Each line in the listing below that holds "Video" should be counted; reply with that number only.
* * *
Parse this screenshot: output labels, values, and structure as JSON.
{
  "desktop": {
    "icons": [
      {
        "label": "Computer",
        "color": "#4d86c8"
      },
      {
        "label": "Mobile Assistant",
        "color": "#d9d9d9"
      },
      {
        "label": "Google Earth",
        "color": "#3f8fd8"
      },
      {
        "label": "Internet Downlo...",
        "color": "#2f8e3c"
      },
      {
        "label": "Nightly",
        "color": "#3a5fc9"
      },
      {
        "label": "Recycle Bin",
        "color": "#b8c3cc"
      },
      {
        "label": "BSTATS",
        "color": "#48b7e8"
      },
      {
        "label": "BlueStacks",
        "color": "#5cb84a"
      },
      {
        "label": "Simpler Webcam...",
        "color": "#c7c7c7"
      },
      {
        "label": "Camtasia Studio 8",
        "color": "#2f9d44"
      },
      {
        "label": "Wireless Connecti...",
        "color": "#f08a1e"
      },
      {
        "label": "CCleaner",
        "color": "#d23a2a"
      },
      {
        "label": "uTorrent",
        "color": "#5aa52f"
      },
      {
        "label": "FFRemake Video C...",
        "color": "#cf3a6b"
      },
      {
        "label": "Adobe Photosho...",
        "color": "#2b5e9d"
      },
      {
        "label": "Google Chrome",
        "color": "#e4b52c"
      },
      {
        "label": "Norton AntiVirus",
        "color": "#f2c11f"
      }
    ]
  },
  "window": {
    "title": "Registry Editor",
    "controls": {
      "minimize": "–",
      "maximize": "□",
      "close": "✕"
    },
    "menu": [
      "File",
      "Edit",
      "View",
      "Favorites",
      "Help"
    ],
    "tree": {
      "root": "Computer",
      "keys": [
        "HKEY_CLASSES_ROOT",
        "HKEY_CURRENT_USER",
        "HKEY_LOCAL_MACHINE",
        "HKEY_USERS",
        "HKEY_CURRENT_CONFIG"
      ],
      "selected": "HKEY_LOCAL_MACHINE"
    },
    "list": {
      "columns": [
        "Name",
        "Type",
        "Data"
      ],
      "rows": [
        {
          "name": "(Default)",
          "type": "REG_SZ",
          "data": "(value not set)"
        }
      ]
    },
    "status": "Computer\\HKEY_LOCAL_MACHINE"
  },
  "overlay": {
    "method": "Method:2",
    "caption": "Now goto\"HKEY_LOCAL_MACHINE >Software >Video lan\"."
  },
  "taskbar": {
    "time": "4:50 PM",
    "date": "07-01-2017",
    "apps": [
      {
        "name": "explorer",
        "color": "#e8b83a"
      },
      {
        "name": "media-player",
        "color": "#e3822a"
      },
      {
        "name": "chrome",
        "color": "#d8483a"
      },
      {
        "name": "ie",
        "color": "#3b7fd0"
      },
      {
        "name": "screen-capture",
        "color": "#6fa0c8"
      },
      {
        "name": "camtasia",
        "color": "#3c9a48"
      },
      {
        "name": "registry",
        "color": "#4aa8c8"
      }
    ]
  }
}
* * *
- Your response:
2